#### EXTRACT TO READ
After ceasing work at this company, for reasons that were not explained before the Tribunal, the Applicant experienced further problems in terms of finding further warehousing employment. In a letter submitted in support of the Applicant, his brother explained that “due to the closure of the [landscaping] company [the Applicant] couldn’t find a job in a similar field he was hoping for. Therefore, he did a certificate in warehousing but again he couldn’t get a job. He always wanted to study and improve, so I took him to TAFE Queensland to enroll (sic) in Certificate III in construction, but because he was not an Australian Citizen, we were told to pay all the fees upfront or wait until he is a citizen.”[29]
[29] Exhibit G1, s501 G Documents, G15, page 69.
Various letters of support submitted before the Tribunal indicate that the combination of his father’s death, which left an “enormous responsibility” to find work to support his family, and the Applicant’s unemployment were key factors in his offending.[30] For example, family friends stated that[31]: “I believe that [the Applicant’s] offences were caused by the fact that he was unemployed. His mother is disabled and doesn’t have any job. [The Applicant] was always trying to find a job and support his mother. In 2017/2018, he was doing a land scaping course, hopping to be hired in the same industry. Unfortunately, the program was discontinued for unknow reason. His father’s death of suicide when he was very young has its role in taking wrong decisions” [errors in the original, Tribunal inserts for clarity].

Stored entries
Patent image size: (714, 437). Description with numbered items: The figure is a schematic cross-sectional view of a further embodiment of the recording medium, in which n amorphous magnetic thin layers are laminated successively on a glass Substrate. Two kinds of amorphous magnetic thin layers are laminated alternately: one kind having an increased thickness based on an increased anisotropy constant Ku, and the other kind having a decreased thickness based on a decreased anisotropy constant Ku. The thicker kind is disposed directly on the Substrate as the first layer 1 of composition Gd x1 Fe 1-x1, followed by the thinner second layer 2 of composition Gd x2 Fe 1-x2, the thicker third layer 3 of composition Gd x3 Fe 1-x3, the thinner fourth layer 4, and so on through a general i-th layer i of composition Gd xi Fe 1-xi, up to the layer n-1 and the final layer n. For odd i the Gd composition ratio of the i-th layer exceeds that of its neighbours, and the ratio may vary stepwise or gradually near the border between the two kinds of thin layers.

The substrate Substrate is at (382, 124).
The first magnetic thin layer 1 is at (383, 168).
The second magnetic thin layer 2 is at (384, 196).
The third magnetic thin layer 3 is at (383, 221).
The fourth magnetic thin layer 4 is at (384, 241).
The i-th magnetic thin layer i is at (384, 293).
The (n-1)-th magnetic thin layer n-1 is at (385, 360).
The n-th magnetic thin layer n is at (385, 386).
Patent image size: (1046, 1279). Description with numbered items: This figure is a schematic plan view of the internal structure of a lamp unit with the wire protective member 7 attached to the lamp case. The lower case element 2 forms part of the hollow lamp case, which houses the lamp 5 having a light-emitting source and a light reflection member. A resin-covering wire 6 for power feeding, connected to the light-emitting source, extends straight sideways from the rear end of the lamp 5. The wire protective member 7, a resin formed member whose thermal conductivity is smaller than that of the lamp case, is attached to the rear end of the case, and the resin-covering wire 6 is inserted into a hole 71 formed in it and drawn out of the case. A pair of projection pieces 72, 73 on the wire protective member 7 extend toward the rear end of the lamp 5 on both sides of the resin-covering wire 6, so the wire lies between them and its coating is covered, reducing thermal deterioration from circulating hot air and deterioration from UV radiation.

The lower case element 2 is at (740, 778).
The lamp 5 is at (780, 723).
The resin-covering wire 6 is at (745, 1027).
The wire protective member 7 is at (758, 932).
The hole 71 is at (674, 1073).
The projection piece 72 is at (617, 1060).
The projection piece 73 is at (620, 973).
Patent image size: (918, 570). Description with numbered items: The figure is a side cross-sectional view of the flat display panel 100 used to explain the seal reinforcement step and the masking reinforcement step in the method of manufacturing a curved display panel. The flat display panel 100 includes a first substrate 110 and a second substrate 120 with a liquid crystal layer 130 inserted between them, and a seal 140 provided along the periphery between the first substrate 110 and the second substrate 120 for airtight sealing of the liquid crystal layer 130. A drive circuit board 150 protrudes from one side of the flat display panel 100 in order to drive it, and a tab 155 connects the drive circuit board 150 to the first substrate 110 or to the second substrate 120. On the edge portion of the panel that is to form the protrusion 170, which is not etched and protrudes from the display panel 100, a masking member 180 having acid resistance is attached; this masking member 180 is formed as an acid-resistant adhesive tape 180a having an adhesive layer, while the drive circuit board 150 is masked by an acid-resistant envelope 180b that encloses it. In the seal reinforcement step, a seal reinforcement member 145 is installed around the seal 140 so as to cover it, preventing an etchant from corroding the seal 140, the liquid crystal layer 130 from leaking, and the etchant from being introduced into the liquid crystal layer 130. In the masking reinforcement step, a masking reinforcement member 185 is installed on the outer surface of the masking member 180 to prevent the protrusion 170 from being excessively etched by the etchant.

#### WHAT THIS EXERCISE ASKS
A - In the tribunal passage about the Applicant's work history, why was he unable to enroll in the construction certificate at TAFE Queensland? Answer in one to three sentences.
B - In the tribunal passage, what course was the Applicant doing in 2017/2018, according to the family friends?
C - Go on with the tribunal passage about the Applicant's work history and offending, picking up after its last sentence.
You won't need the rows to do any of this.

#### TASK ANSWERS
A - He was not an Australian citizen. Because of that, his brother was told the Applicant would have to pay all the fees upfront or wait until he became a citizen.

B - A landscaping course.

C -
[30] Exhibit G1, s501 G Documents, G17, page 75; and G18, page 77.
[31] Exhibit G1, s501 G Documents, G18 to G20.
On 25 January 2018, the Applicant was convicted of two counts of ‘common assault’ in relation to the offences he had committed in March 2016, as have already been described, above. The Applicant was sentenced to four months imprisonment, to be served concurrently yet was again immediately released, on parole.[32]
[32] Exhibit G1, s501 G Documents, G6, page 33.
On 23 March 2018, the Applicant committed drug-related offences. A Queensland Police Service Court Brief setting out the facts of the offending reveals that the Applicant was charged by detectives conducting ‘Operation Lure’, set up in response to a spate of robbery offences being committed by a group of African males using social media to advertise the sale of illegal drugs in order to lure victims to public parks in order to rob them, secure in the knowledge the victims would arrive carrying quantities of cash.[33] Detectives had communicated by means of Facebook Messenger with an unknown person, and had arranged an undercover drug purchase. Later that same evening, detectives attended at the agreed location and detained two African males waiting at that location. One of these persons was the Applicant. After searching the Applicant, detectives found a clip-seal bag containing 9.6 grams of cannabis. The Applicant declined to participate in a record of interview and refused to provide the detectives with the password to unlock his phone.[34]
[33] Exhibit R2, Tender Bundle, page 9.
[34] Exhibit R2, Tender Bundle, pages 9 to 10.
On 26 March 2018, the Applicant appeared in the Richlands Magistrates Court for the offences of ‘possessing dangerous drugs’, ‘supplying dangerous drugs’, and ‘possessing anything used in the commission of crime defined in Part 2’. A conviction was recorded, and the Applicant was ordered to completed 100 hours of community service.[35]
[35] Exhibit G1, s501 G Documents, G6, page 33.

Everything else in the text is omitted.